GIVEN PROBLEM: Extract each line bearing the word "Calibrated".

☆ ☆ ☆ ☆ ☆ ☆ ☆

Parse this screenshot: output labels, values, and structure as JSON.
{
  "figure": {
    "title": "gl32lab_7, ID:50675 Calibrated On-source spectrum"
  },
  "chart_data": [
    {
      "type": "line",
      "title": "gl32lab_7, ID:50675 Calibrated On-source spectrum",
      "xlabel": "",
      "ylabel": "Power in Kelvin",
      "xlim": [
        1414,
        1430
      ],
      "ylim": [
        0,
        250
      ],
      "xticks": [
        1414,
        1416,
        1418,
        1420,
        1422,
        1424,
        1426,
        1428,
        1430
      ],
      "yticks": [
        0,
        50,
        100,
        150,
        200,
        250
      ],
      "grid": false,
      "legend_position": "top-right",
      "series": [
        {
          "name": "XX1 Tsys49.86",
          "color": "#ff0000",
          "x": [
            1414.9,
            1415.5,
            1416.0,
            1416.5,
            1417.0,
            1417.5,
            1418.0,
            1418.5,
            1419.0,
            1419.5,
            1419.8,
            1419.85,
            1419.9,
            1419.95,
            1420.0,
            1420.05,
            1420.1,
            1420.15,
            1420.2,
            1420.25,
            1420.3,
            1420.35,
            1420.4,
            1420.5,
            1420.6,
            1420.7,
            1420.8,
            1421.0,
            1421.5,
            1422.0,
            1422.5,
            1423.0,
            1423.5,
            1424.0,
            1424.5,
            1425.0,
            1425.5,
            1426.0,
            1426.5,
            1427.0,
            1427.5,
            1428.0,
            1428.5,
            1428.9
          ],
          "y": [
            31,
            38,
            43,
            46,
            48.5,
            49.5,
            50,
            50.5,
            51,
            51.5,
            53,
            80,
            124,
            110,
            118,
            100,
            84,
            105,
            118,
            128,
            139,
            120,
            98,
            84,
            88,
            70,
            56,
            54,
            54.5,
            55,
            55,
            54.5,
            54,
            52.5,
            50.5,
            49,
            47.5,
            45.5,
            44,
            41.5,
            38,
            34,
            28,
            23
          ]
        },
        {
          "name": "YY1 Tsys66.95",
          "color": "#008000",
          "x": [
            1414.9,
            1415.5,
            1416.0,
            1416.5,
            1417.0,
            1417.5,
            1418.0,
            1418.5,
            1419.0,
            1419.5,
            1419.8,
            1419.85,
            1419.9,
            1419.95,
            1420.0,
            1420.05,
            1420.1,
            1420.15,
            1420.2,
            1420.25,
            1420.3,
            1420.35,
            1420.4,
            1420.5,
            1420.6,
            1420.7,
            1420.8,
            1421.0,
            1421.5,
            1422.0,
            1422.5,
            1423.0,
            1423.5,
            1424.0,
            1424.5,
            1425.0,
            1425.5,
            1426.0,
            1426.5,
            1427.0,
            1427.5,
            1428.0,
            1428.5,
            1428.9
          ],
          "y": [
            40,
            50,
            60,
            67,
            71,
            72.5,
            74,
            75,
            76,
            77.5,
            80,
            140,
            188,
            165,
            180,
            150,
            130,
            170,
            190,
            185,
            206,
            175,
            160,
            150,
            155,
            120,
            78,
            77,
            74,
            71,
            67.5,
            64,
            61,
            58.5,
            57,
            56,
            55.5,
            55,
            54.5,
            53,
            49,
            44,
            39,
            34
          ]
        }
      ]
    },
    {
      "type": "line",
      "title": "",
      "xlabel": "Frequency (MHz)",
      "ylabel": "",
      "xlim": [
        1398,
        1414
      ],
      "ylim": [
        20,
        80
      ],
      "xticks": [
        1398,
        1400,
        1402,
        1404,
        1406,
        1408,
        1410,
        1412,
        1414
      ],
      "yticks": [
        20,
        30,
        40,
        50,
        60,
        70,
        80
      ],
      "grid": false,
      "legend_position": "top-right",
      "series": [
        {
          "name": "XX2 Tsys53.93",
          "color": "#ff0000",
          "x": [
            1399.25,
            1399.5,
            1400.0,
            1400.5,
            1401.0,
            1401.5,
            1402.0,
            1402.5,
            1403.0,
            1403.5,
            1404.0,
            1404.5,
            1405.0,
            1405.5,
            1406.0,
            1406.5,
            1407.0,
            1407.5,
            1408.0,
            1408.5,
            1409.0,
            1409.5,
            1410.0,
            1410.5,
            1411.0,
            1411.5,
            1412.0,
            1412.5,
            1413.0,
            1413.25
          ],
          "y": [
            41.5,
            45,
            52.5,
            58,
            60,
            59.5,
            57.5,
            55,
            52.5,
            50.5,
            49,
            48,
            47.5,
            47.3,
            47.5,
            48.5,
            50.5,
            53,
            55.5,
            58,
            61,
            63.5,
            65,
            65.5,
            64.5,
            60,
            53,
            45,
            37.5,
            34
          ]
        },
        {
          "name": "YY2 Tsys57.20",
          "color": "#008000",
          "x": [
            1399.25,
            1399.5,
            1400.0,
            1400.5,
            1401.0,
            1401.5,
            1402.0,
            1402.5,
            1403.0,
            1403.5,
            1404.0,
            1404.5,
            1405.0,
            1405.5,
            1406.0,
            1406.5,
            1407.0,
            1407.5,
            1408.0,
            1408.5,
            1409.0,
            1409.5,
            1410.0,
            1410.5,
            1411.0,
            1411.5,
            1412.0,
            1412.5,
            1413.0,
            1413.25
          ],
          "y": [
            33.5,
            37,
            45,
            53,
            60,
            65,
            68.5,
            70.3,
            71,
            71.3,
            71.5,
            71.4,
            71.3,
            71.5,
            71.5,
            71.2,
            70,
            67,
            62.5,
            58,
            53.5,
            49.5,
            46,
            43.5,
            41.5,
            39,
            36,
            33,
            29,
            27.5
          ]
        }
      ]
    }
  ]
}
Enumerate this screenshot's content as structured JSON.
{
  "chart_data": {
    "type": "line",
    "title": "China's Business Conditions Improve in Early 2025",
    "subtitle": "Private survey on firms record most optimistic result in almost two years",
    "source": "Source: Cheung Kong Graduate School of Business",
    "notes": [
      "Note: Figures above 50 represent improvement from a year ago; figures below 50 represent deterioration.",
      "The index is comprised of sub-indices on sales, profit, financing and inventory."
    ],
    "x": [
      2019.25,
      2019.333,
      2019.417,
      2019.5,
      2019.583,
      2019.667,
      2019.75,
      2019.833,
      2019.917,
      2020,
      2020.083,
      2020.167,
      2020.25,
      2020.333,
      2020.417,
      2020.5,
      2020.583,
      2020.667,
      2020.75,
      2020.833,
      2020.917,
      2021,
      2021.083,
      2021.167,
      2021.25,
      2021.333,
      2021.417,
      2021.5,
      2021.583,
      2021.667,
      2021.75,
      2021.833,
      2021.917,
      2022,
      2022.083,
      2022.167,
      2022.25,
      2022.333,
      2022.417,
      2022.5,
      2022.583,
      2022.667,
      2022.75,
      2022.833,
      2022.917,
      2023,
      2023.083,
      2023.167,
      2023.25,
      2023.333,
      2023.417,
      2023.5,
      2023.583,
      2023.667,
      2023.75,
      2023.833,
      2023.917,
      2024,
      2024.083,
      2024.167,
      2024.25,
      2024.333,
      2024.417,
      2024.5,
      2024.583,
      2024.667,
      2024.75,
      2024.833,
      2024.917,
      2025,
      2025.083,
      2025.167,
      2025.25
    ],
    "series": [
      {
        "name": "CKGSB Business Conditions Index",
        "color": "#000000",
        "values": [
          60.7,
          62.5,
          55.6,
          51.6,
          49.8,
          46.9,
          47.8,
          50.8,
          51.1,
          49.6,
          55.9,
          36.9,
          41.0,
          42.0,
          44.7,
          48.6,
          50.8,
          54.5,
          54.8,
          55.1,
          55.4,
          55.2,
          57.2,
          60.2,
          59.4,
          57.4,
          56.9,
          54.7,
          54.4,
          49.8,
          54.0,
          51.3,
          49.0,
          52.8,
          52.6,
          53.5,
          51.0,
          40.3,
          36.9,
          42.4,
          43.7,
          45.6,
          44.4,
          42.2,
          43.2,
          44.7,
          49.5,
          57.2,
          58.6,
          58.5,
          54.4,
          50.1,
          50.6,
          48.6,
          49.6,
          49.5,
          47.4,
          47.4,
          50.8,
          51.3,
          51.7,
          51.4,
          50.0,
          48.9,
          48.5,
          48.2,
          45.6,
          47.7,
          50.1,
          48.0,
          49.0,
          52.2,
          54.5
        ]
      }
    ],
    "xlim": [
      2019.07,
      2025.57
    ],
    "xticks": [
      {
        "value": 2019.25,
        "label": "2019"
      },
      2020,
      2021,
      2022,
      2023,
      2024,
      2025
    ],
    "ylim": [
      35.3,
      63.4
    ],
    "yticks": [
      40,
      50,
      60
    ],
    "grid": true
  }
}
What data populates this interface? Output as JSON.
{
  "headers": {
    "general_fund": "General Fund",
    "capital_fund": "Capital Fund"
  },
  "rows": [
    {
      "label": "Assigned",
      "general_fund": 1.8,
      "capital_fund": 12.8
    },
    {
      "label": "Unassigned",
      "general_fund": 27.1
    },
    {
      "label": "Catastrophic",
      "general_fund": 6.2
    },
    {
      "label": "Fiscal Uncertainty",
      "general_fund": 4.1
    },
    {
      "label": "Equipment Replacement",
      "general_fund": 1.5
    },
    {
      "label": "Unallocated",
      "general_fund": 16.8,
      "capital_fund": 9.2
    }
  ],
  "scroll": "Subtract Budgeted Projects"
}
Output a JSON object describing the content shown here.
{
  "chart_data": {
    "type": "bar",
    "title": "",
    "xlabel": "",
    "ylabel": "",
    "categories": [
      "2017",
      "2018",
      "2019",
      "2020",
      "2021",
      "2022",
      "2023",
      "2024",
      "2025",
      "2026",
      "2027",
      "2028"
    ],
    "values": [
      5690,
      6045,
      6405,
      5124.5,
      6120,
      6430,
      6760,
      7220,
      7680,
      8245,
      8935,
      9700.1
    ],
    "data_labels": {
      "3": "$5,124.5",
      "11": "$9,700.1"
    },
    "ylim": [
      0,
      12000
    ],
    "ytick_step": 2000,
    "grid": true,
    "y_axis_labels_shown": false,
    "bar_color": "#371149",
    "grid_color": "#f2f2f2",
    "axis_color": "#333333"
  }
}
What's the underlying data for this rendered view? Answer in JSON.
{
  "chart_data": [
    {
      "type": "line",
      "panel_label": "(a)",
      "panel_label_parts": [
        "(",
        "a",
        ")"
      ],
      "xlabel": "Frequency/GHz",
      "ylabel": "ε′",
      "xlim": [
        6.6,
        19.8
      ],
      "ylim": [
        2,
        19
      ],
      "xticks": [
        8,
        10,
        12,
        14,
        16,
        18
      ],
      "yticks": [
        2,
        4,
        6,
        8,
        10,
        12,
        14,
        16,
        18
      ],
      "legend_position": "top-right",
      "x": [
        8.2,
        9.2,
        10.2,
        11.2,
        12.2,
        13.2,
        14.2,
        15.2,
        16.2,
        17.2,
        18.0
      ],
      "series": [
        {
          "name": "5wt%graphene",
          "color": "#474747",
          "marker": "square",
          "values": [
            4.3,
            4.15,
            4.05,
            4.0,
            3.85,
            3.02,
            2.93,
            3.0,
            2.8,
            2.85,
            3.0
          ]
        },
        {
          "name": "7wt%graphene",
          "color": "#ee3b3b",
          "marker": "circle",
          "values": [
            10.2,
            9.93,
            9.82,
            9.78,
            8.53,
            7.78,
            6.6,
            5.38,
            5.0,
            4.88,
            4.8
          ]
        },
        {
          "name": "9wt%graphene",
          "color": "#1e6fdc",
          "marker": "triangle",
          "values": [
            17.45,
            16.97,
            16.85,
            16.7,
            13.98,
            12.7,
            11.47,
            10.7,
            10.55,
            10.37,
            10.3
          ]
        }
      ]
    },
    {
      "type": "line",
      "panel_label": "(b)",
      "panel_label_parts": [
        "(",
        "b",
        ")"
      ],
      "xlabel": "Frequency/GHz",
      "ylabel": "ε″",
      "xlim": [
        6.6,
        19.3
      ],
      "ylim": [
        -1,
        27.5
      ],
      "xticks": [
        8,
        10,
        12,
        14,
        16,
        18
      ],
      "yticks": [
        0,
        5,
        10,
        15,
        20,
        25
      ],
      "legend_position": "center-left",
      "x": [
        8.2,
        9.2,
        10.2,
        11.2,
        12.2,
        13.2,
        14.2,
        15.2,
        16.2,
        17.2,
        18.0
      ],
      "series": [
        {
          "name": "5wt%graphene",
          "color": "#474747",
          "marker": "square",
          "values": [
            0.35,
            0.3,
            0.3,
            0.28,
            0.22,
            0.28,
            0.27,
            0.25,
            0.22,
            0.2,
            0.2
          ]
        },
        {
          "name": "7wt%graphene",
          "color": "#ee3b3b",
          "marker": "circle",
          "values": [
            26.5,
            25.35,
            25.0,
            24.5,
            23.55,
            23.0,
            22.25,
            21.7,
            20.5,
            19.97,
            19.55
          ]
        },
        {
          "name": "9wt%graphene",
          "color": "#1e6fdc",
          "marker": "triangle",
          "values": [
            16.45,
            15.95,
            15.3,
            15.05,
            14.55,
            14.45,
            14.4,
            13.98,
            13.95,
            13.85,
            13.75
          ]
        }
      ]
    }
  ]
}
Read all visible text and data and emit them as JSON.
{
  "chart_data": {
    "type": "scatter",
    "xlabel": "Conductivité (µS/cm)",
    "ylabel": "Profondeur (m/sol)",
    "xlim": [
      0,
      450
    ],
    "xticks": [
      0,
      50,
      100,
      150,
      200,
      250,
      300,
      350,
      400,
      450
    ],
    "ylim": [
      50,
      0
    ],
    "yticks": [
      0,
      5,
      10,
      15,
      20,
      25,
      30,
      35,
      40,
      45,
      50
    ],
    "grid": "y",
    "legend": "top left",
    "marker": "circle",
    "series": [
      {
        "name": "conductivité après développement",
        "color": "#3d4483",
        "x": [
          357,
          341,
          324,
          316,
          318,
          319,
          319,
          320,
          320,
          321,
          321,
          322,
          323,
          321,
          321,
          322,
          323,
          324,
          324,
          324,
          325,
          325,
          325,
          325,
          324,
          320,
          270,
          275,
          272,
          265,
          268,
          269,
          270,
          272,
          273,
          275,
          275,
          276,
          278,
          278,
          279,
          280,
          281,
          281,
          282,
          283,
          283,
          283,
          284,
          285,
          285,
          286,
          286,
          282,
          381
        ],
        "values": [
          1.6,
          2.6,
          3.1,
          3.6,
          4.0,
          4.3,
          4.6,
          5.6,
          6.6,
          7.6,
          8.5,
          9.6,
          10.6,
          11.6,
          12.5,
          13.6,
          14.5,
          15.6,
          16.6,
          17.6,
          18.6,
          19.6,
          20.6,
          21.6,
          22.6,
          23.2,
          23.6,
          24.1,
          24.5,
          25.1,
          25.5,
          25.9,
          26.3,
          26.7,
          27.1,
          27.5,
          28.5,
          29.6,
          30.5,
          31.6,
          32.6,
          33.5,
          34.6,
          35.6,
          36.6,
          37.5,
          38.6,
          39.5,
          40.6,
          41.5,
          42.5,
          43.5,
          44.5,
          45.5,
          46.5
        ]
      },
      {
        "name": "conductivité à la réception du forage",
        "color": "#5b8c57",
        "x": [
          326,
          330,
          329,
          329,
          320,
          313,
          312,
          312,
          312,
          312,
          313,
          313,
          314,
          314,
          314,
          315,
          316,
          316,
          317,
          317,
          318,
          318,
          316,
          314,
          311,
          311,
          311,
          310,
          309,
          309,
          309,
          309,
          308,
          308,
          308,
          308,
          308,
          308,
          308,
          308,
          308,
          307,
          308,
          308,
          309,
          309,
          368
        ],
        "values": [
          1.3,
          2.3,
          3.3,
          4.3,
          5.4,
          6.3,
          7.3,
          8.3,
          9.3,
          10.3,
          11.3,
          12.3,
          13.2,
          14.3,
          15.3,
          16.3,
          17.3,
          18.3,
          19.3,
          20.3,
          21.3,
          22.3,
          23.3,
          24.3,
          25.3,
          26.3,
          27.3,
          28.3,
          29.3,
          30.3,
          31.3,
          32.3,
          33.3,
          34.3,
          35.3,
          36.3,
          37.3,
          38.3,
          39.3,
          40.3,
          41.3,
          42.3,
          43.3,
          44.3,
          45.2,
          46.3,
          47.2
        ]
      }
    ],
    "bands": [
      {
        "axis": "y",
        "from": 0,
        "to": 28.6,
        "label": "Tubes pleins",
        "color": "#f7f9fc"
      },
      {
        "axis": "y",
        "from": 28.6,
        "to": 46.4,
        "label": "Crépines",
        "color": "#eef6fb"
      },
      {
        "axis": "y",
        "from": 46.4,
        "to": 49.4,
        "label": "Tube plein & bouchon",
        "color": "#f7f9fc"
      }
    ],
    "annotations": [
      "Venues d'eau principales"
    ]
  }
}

☆ ☆ ☆ ☆ ☆ ☆ ☆

ANSWER TO THE TASK:
    "title": "gl32lab_7, ID:50675 Calibrated On-source spectrum"
      "title": "gl32lab_7, ID:50675 Calibrated On-source spectrum",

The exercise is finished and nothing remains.